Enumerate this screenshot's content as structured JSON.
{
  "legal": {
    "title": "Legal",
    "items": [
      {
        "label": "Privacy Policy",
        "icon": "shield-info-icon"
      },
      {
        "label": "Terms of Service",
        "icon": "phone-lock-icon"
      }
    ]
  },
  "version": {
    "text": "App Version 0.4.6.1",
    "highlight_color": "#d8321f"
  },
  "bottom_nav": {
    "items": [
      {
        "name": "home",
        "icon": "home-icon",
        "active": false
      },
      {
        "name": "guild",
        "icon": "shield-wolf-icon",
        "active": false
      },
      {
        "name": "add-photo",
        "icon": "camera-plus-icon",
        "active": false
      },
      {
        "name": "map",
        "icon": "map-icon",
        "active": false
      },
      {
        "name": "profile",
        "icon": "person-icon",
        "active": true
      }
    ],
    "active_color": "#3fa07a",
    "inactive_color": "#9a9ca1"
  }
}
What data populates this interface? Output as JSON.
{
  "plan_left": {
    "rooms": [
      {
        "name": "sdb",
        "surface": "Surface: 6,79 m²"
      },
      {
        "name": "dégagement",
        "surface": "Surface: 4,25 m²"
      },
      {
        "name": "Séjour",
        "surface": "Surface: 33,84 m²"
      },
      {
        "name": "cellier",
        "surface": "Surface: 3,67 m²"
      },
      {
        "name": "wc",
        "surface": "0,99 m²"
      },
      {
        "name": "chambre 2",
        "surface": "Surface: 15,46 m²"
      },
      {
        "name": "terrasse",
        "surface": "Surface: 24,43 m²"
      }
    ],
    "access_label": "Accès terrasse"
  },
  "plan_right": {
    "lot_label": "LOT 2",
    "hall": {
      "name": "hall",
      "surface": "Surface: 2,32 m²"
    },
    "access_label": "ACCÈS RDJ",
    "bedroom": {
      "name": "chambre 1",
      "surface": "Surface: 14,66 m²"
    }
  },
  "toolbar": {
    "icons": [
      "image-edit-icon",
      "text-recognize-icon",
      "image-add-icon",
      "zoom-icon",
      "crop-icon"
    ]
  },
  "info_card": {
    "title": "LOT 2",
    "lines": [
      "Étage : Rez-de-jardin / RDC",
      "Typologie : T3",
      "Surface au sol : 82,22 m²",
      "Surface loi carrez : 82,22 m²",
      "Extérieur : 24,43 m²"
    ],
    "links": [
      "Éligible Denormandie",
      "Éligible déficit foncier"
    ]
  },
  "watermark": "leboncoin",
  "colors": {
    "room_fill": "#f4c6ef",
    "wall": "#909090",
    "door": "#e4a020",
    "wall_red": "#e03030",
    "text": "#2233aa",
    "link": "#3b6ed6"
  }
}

+ + +

Set down the listing above in full, please, exactly as it appears.

Enumerate this screenshot's content as structured JSON.
{
  "legal": {
    "title": "Legal",
    "items": [
      {
        "label": "Privacy Policy",
        "icon": "shield-info-icon"
      },
      {
        "label": "Terms of Service",
        "icon": "phone-lock-icon"
      }
    ]
  },
  "version": {
    "text": "App Version 0.4.6.1",
    "highlight_color": "#d8321f"
  },
  "bottom_nav": {
    "items": [
      {
        "name": "home",
        "icon": "home-icon",
        "active": false
      },
      {
        "name": "guild",
        "icon": "shield-wolf-icon",
        "active": false
      },
      {
        "name": "add-photo",
        "icon": "camera-plus-icon",
        "active": false
      },
      {
        "name": "map",
        "icon": "map-icon",
        "active": false
      },
      {
        "name": "profile",
        "icon": "person-icon",
        "active": true
      }
    ],
    "active_color": "#3fa07a",
    "inactive_color": "#9a9ca1"
  }
}
What data populates this interface? Output as JSON.
{
  "plan_left": {
    "rooms": [
      {
        "name": "sdb",
        "surface": "Surface: 6,79 m²"
      },
      {
        "name": "dégagement",
        "surface": "Surface: 4,25 m²"
      },
      {
        "name": "Séjour",
        "surface": "Surface: 33,84 m²"
      },
      {
        "name": "cellier",
        "surface": "Surface: 3,67 m²"
      },
      {
        "name": "wc",
        "surface": "0,99 m²"
      },
      {
        "name": "chambre 2",
        "surface": "Surface: 15,46 m²"
      },
      {
        "name": "terrasse",
        "surface": "Surface: 24,43 m²"
      }
    ],
    "access_label": "Accès terrasse"
  },
  "plan_right": {
    "lot_label": "LOT 2",
    "hall": {
      "name": "hall",
      "surface": "Surface: 2,32 m²"
    },
    "access_label": "ACCÈS RDJ",
    "bedroom": {
      "name": "chambre 1",
      "surface": "Surface: 14,66 m²"
    }
  },
  "toolbar": {
    "icons": [
      "image-edit-icon",
      "text-recognize-icon",
      "image-add-icon",
      "zoom-icon",
      "crop-icon"
    ]
  },
  "info_card": {
    "title": "LOT 2",
    "lines": [
      "Étage : Rez-de-jardin / RDC",
      "Typologie : T3",
      "Surface au sol : 82,22 m²",
      "Surface loi carrez : 82,22 m²",
      "Extérieur : 24,43 m²"
    ],
    "links": [
      "Éligible Denormandie",
      "Éligible déficit foncier"
    ]
  },
  "watermark": "leboncoin",
  "colors": {
    "room_fill": "#f4c6ef",
    "wall": "#909090",
    "door": "#e4a020",
    "wall_red": "#e03030",
    "text": "#2233aa",
    "link": "#3b6ed6"
  }
}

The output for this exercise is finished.